◆ PASSAGE SHOWN
= = = = =

Jump to content

Comparing Crawled Page Text


Batfan

Recommended Posts

First and foremost, I am a PHP novice so, if there's better or more efficient way of doing what I'm trying to do, please feel free to point it out

 

I came across an old PHP script that was used to crawl a site and check the response code on the pages found. I have modified it to do a duplicate content check. It's using the similar_text function to compare 1 page's content (specified by the user) against the content of each page it finds.

 

It's a little slow but, its working. The only problem that I'm having is that it stops after about the first 10 links and I can't figure out why.

 

Any help is greatly appreciated.

= = = = =

◆ RECORD SET
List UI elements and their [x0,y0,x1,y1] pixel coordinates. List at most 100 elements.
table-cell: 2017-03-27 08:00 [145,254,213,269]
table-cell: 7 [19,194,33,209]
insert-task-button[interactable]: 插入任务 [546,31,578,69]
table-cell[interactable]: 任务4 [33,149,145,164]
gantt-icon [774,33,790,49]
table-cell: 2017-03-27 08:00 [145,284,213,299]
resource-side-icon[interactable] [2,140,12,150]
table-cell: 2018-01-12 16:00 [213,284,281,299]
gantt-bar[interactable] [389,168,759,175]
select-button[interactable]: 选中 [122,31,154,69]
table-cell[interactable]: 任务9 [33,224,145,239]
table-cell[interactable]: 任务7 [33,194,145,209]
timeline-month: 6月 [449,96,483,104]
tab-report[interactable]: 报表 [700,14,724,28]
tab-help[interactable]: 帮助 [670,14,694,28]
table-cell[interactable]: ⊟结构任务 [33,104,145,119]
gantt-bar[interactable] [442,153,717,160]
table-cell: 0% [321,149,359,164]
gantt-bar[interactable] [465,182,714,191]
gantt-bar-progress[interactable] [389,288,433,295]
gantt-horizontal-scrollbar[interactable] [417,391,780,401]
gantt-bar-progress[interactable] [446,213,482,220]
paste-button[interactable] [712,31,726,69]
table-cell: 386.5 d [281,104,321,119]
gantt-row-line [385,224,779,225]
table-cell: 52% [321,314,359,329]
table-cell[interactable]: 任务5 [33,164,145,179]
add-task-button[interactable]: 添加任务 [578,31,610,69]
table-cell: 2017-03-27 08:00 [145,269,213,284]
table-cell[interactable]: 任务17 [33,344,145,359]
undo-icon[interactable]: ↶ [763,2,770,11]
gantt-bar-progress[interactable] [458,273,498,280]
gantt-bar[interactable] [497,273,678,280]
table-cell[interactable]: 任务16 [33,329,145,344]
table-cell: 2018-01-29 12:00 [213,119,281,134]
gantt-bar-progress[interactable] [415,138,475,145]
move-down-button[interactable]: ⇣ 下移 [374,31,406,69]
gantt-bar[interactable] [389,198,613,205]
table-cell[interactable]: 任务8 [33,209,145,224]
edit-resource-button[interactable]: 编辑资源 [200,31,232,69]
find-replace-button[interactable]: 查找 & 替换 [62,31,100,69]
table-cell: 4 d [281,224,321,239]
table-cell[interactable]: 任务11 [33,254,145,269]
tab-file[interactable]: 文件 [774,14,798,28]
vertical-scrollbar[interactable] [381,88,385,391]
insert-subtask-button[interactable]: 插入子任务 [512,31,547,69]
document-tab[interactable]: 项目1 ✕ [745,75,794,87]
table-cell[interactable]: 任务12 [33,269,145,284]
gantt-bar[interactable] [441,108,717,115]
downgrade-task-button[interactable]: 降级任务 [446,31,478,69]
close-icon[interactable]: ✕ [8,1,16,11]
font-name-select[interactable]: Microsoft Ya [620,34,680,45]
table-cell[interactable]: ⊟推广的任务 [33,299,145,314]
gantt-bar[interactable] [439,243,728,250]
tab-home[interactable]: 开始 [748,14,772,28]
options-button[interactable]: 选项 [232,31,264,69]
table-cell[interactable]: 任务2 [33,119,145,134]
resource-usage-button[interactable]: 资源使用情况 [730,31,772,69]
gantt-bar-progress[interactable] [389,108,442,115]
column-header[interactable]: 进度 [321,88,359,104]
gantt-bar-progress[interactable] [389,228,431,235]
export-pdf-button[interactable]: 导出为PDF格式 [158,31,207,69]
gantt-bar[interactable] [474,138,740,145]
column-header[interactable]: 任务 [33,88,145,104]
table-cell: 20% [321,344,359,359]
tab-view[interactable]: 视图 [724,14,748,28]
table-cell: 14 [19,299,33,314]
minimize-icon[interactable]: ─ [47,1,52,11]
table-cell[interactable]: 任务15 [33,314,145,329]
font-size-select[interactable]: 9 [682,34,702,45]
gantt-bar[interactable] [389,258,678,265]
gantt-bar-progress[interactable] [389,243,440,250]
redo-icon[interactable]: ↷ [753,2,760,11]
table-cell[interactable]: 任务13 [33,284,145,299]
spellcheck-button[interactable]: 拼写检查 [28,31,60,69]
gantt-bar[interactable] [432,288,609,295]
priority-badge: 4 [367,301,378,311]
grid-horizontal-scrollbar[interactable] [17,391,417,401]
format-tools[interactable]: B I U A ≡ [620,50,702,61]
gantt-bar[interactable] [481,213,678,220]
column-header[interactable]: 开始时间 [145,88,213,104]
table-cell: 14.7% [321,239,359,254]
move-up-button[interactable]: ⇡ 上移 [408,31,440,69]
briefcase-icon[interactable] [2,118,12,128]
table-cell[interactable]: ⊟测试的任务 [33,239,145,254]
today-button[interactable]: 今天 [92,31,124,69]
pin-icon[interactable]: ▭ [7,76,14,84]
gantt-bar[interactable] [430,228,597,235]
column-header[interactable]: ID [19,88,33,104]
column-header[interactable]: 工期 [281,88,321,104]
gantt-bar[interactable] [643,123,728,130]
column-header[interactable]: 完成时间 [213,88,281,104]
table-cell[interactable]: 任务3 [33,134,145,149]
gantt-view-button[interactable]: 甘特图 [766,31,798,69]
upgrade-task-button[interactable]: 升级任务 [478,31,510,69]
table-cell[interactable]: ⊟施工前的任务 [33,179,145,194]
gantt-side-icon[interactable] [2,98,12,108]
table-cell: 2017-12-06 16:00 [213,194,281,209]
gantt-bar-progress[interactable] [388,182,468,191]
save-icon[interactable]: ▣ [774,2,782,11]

= = = = =

◆ PROMPT A
From the forum post about comparing crawled page text, write out the stretch from "Jump to content" through "page it finds.".
◆ PROMPT B
Give again the stretch of the entries from their first line through the line containing "resource-side-icon[interactable] [2,140,12,150]", with both ends included.
The forum post and the entries have nothing to do with each other.

◆ RIGHT ANSWER A
Jump to content

Comparing Crawled Page Text


Batfan

Recommended Posts

First and foremost, I am a PHP novice so, if there's better or more efficient way of doing what I'm trying to do, please feel free to point it out

 

I came across an old PHP script that was used to crawl a site and check the response code on the pages found. I have modified it to do a duplicate content check. It's using the similar_text function to compare 1 page's content (specified by the user) against the content of each page it finds.

◆ RIGHT ANSWER B
List UI elements and their [x0,y0,x1,y1] pixel coordinates. List at most 100 elements.
table-cell: 2017-03-27 08:00 [145,254,213,269]
table-cell: 7 [19,194,33,209]
insert-task-button[interactable]: 插入任务 [546,31,578,69]
table-cell[interactable]: 任务4 [33,149,145,164]
gantt-icon [774,33,790,49]
table-cell: 2017-03-27 08:00 [145,284,213,299]
resource-side-icon[interactable] [2,140,12,150]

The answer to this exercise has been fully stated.